*Exercise requirements*
Collect all the lines that mention the word "upper".

*Provided material*
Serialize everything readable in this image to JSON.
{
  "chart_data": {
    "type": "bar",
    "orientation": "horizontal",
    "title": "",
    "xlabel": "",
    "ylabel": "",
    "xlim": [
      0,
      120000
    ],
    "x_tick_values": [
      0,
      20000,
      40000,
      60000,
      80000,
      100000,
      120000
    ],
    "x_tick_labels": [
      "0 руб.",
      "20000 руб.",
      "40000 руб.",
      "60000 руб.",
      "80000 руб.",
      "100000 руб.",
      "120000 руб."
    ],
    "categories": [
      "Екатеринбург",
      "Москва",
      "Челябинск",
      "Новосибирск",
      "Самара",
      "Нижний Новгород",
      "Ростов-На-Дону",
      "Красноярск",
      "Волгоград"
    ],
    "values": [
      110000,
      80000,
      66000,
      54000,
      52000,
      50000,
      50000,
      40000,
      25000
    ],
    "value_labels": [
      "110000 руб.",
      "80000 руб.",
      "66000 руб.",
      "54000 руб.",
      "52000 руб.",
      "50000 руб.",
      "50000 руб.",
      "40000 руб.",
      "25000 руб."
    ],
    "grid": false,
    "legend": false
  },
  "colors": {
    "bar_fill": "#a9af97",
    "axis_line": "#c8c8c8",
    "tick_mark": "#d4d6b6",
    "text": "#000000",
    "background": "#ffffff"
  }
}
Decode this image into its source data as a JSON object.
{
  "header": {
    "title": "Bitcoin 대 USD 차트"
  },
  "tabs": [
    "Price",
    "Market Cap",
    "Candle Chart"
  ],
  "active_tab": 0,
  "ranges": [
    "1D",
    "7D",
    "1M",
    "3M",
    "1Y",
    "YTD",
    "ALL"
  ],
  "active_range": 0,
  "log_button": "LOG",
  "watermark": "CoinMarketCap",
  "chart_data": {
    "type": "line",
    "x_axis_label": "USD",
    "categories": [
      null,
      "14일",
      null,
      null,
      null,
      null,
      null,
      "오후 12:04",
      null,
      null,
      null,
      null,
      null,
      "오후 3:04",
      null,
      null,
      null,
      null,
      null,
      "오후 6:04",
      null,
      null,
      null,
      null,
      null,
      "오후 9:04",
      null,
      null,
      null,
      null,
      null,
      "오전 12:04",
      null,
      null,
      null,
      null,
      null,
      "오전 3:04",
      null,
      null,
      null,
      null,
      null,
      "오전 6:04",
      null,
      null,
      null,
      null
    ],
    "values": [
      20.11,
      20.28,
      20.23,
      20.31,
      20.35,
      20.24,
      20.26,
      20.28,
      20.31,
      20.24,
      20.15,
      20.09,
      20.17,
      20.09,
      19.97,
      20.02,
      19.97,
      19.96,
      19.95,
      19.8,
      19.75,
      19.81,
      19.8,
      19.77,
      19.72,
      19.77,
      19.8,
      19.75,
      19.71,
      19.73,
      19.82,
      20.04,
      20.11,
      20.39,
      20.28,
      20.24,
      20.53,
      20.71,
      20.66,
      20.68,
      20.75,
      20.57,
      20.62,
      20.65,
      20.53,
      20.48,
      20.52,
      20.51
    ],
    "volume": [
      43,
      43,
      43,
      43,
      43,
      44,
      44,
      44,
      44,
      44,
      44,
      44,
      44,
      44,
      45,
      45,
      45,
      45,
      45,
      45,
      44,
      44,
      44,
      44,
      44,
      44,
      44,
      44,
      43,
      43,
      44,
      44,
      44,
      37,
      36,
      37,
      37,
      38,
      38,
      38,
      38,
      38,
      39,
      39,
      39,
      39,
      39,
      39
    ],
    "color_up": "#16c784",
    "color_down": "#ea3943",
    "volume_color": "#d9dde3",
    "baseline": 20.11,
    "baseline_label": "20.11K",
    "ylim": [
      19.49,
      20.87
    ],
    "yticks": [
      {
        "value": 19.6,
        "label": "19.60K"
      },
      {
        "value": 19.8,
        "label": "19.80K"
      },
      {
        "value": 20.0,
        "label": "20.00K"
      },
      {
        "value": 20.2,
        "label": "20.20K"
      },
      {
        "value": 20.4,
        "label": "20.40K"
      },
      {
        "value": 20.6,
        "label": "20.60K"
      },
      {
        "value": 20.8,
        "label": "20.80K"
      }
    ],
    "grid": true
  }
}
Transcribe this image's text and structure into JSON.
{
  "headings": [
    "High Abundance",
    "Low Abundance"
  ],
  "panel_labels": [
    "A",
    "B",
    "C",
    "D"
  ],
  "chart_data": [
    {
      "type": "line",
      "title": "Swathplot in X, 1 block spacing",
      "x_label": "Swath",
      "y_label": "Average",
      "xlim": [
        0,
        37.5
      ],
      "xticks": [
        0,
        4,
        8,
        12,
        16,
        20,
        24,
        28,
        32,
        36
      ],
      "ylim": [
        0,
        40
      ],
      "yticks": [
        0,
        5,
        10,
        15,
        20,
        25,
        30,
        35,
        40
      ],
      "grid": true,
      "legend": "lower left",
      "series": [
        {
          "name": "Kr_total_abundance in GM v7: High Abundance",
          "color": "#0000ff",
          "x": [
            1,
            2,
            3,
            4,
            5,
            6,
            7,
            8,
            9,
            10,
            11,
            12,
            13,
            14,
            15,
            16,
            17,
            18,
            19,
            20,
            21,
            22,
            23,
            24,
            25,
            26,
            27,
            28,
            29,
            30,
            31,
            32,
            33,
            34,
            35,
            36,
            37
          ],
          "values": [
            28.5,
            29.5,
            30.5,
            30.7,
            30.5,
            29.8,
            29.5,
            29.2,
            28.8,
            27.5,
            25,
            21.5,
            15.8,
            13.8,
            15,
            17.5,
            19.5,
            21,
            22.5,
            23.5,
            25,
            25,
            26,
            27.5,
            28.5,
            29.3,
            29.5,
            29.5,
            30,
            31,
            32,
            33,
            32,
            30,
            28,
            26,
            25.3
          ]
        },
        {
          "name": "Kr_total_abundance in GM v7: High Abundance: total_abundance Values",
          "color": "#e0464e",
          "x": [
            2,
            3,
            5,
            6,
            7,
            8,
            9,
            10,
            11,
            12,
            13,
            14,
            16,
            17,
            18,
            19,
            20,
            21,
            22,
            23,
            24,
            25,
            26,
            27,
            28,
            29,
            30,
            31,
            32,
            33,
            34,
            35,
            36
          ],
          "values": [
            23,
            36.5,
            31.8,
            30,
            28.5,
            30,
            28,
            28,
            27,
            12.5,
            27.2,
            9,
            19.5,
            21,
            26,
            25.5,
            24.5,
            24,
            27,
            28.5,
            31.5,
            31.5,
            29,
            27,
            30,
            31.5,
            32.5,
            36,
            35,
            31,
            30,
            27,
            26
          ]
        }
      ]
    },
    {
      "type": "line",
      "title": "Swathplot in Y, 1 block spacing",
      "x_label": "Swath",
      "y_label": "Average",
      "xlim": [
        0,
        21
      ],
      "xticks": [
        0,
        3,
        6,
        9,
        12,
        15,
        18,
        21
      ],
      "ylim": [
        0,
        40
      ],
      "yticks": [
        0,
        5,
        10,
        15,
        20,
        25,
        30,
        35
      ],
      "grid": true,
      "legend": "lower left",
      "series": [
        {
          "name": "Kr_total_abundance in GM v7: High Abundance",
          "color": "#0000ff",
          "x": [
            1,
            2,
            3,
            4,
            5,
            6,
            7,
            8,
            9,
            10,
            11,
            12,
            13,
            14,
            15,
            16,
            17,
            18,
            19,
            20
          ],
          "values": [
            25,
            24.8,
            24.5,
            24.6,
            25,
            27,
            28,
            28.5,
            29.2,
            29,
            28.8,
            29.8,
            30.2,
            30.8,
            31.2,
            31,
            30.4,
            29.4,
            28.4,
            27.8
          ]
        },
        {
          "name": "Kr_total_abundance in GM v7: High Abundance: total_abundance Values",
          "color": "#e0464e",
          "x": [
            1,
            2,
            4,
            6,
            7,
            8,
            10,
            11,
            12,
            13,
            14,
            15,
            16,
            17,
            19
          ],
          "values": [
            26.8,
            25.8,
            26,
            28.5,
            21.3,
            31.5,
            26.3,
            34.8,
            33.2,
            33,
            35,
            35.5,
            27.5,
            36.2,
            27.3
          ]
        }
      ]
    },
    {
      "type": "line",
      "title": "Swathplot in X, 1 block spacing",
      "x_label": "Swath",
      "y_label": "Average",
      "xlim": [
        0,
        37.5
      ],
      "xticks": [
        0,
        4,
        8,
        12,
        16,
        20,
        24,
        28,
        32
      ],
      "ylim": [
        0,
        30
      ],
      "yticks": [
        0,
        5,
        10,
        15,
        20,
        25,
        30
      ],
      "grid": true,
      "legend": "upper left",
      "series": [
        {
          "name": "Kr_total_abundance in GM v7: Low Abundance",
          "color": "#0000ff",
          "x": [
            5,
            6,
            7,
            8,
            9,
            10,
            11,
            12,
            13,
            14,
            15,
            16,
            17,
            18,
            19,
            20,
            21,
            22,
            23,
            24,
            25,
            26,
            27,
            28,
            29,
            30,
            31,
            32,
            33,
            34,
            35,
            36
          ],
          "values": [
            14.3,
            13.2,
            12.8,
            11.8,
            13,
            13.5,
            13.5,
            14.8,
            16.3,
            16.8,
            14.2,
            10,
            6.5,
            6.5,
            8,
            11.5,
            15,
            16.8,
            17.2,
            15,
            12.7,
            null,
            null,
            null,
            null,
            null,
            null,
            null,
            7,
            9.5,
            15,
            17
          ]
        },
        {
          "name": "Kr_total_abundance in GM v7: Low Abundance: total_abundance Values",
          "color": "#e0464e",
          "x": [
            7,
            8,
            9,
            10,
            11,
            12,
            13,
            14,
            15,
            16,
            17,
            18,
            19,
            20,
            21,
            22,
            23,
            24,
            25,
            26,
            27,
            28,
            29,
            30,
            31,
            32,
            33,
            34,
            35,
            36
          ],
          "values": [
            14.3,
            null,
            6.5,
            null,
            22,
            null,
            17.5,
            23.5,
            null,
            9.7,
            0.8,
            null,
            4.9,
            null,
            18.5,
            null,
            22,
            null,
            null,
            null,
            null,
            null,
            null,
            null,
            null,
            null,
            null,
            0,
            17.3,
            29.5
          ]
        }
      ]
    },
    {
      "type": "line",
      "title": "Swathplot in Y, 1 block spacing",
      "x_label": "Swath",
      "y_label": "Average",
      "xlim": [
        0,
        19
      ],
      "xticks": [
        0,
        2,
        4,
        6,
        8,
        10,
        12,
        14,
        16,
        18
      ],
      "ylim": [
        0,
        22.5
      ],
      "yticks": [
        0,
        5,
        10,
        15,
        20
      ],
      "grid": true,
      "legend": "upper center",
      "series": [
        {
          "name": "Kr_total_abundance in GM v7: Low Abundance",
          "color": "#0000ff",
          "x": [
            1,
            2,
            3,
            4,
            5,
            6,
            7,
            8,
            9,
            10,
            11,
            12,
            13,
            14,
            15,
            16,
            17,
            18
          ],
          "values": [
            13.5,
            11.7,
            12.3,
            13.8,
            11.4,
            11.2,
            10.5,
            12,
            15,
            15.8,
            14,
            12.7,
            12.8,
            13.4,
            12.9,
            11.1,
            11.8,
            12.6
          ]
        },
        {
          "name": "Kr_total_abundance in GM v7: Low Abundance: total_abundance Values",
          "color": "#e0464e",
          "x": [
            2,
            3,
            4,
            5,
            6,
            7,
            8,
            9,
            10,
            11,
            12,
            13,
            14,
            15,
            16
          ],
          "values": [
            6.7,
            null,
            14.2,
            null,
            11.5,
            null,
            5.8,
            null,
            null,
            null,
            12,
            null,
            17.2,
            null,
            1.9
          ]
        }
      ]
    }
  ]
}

*Solution to the exercise*
      "legend": "upper left",
      "legend": "upper center",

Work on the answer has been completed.